--- EXERCISE REQUIREMENTS ---
For each line in the data below that holds "hanya", return a copy.
------------------------------------------------------------
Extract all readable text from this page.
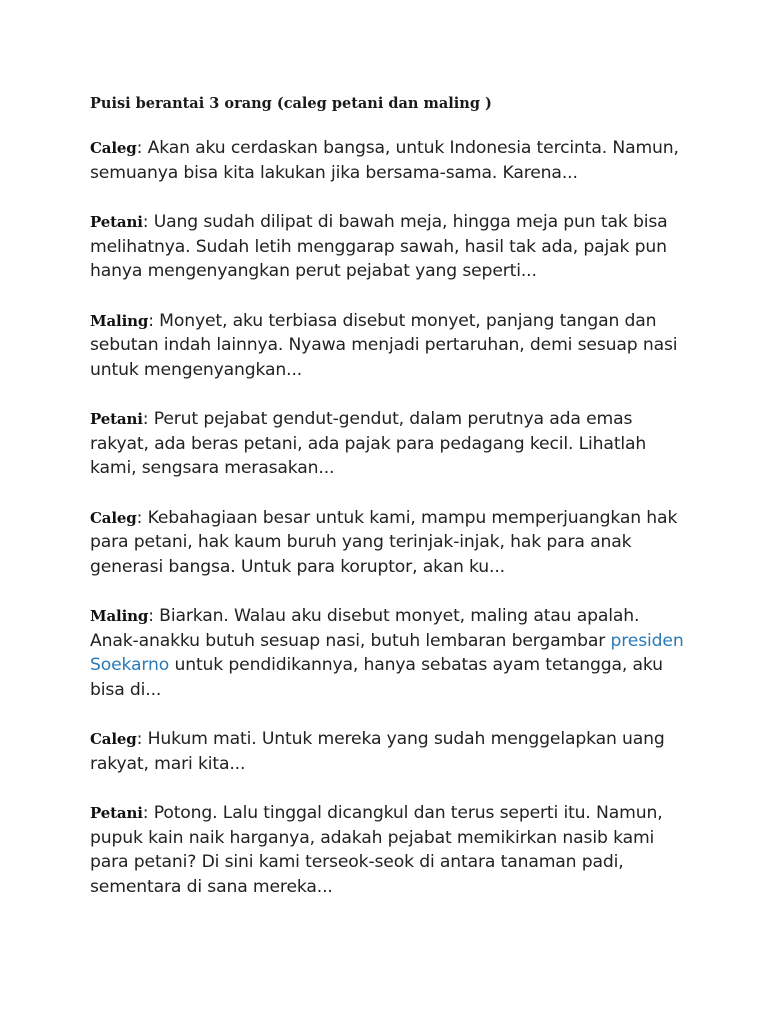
Puisi berantai 3 orang (caleg petani dan maling )

Caleg: Akan aku cerdaskan bangsa, untuk Indonesia tercinta. Namun, semuanya bisa kita lakukan jika bersama-sama. Karena...

Petani: Uang sudah dilipat di bawah meja, hingga meja pun tak bisa melihatnya. Sudah letih menggarap sawah, hasil tak ada, pajak pun hanya mengenyangkan perut pejabat yang seperti...

Maling: Monyet, aku terbiasa disebut monyet, panjang tangan dan sebutan indah lainnya. Nyawa menjadi pertaruhan, demi sesuap nasi untuk mengenyangkan...

Petani: Perut pejabat gendut-gendut, dalam perutnya ada emas rakyat, ada beras petani, ada pajak para pedagang kecil. Lihatlah kami, sengsara merasakan...

Caleg: Kebahagiaan besar untuk kami, mampu memperjuangkan hak para petani, hak kaum buruh yang terinjak-injak, hak para anak generasi bangsa. Untuk para koruptor, akan ku...

Maling: Biarkan. Walau aku disebut monyet, maling atau apalah. Anak-anakku butuh sesuap nasi, butuh lembaran bergambar presiden Soekarno untuk pendidikannya, hanya sebatas ayam tetangga, aku bisa di...

Caleg: Hukum mati. Untuk mereka yang sudah menggelapkan uang rakyat, mari kita...

Petani: Potong. Lalu tinggal dicangkul dan terus seperti itu. Namun, pupuk kain naik harganya, adakah pejabat memikirkan nasib kami para petani? Di sini kami terseok-seok di antara tanaman padi, sementara di sana mereka...
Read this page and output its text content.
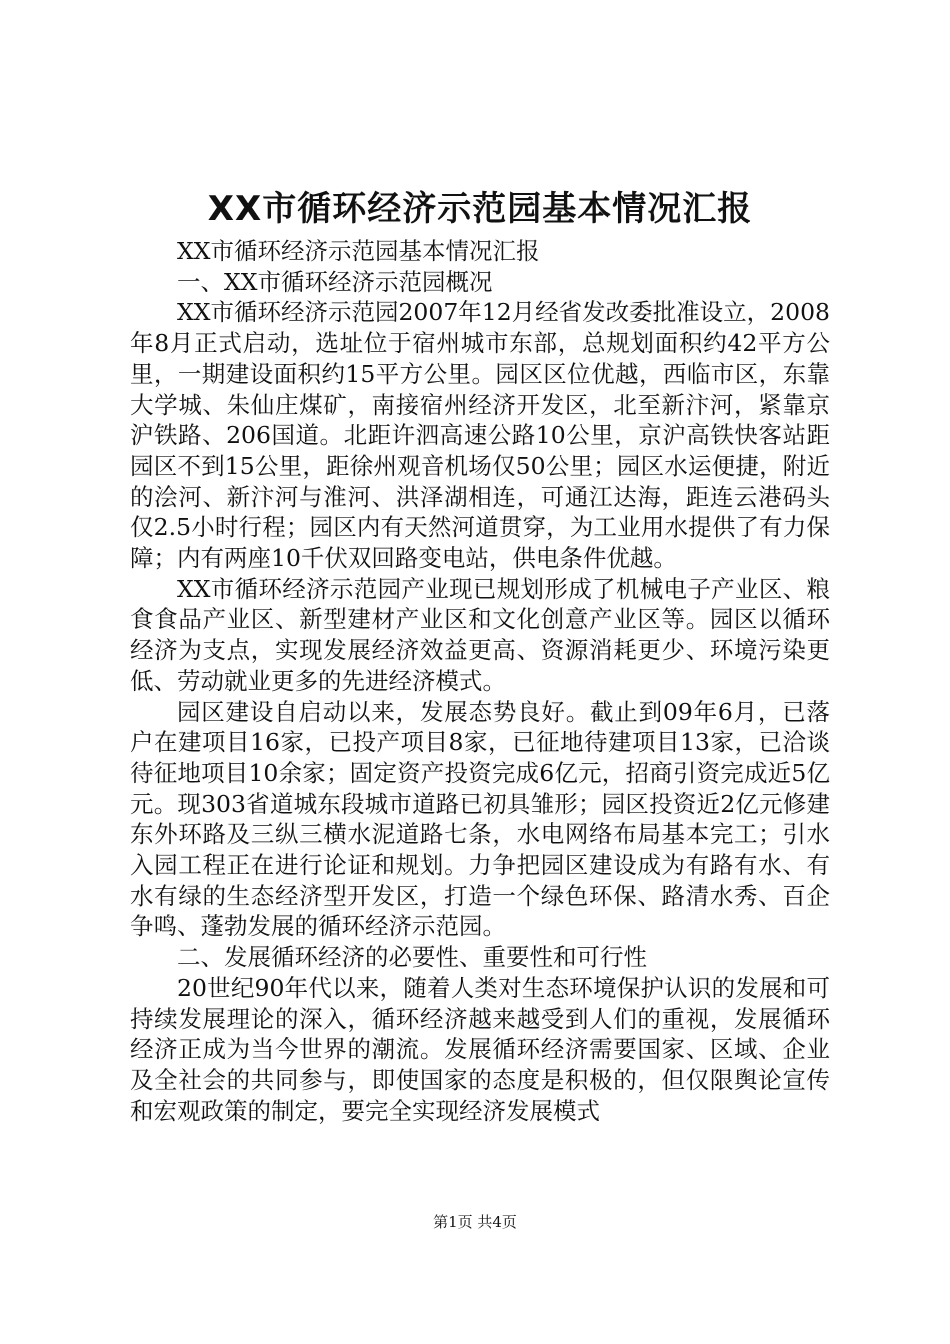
XX市循环经济示范园基本情况汇报

XX市循环经济示范园基本情况汇报

一、XX市循环经济示范园概况

XX市循环经济示范园2007年12月经省发改委批准设立，2008年8月正式启动，选址位于宿州城市东部，总规划面积约42平方公里，一期建设面积约15平方公里。园区区位优越，西临市区，东靠大学城、朱仙庄煤矿，南接宿州经济开发区，北至新汴河，紧靠京沪铁路、206国道。北距许泗高速公路10公里，京沪高铁快客站距园区不到15公里，距徐州观音机场仅50公里；园区水运便捷，附近的浍河、新汴河与淮河、洪泽湖相连，可通江达海，距连云港码头仅2.5小时行程；园区内有天然河道贯穿，为工业用水提供了有力保障；内有两座10千伏双回路变电站，供电条件优越。

XX市循环经济示范园产业现已规划形成了机械电子产业区、粮食食品产业区、新型建材产业区和文化创意产业区等。园区以循环经济为支点，实现发展经济效益更高、资源消耗更少、环境污染更低、劳动就业更多的先进经济模式。

园区建设自启动以来，发展态势良好。截止到09年6月，已落户在建项目16家，已投产项目8家，已征地待建项目13家，已洽谈待征地项目10余家；固定资产投资完成6亿元，招商引资完成近5亿元。现303省道城东段城市道路已初具雏形；园区投资近2亿元修建东外环路及三纵三横水泥道路七条，水电网络布局基本完工；引水入园工程正在进行论证和规划。力争把园区建设成为有路有水、有水有绿的生态经济型开发区，打造一个绿色环保、路清水秀、百企争鸣、蓬勃发展的循环经济示范园。

二、发展循环经济的必要性、重要性和可行性

20世纪90年代以来，随着人类对生态环境保护认识的发展和可持续发展理论的深入，循环经济越来越受到人们的重视，发展循环经济正成为当今世界的潮流。发展循环经济需要国家、区域、企业及全社会的共同参与，即使国家的态度是积极的，但仅限舆论宣传和宏观政策的制定，要完全实现经济发展模式

第1页 共4页
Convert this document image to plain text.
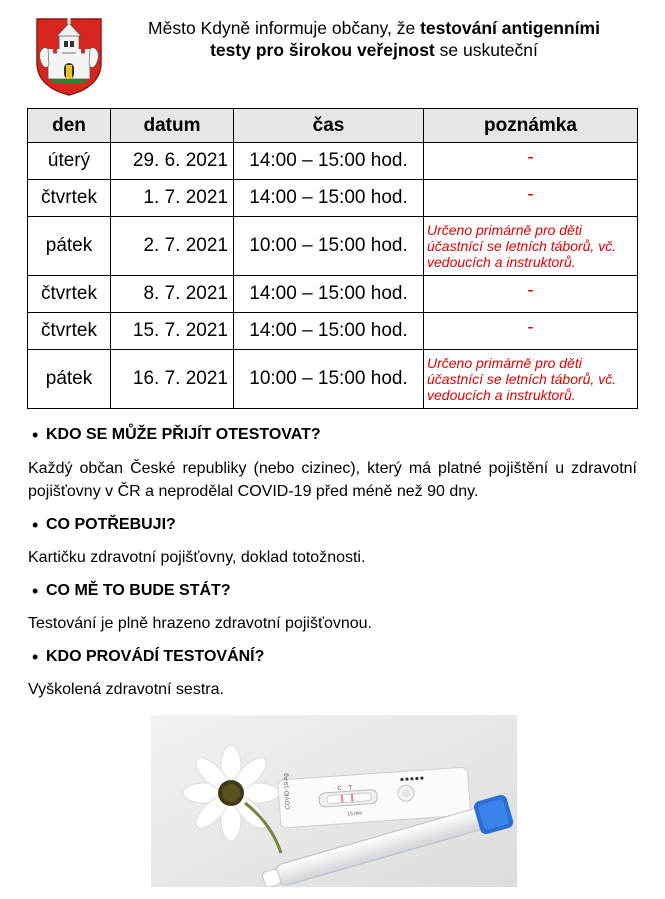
Město Kdyně informuje občany, že testování antigenními
testy pro širokou veřejnost se uskuteční
den	datum	čas	poznámka
úterý	29. 6. 2021	14:00 – 15:00 hod.	-
čtvrtek	1. 7. 2021	14:00 – 15:00 hod.	-
pátek	2. 7. 2021	10:00 – 15:00 hod.	Určeno primárně pro děti účastnící se letních táborů, vč. vedoucích a instruktorů.
čtvrtek	8. 7. 2021	14:00 – 15:00 hod.	-
čtvrtek	15. 7. 2021	14:00 – 15:00 hod.	-
pátek	16. 7. 2021	10:00 – 15:00 hod.	Určeno primárně pro děti účastnící se letních táborů, vč. vedoucích a instruktorů.
• KDO SE MŮŽE PŘIJÍT OTESTOVAT?
Každý občan České republiky (nebo cizinec), který má platné pojištění u zdravotní pojišťovny v ČR a neprodělal COVID-19 před méně než 90 dny.
• CO POTŘEBUJI?
Kartičku zdravotní pojišťovny, doklad totožnosti.
• CO MĚ TO BUDE STÁT?
Testování je plně hrazeno zdravotní pojišťovnou.
• KDO PROVÁDÍ TESTOVÁNÍ?
Vyškolená zdravotní sestra.
COVID-19 Ag	C T
15 min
------------------------------------------------------------
--- ANSWER TO THIS TASK ---
Petani: Uang sudah dilipat di bawah meja, hingga meja pun tak bisa melihatnya. Sudah letih menggarap sawah, hasil tak ada, pajak pun hanya mengenyangkan perut pejabat yang seperti...
Maling: Biarkan. Walau aku disebut monyet, maling atau apalah. Anak-anakku butuh sesuap nasi, butuh lembaran bergambar presiden Soekarno untuk pendidikannya, hanya sebatas ayam tetangga, aku bisa di...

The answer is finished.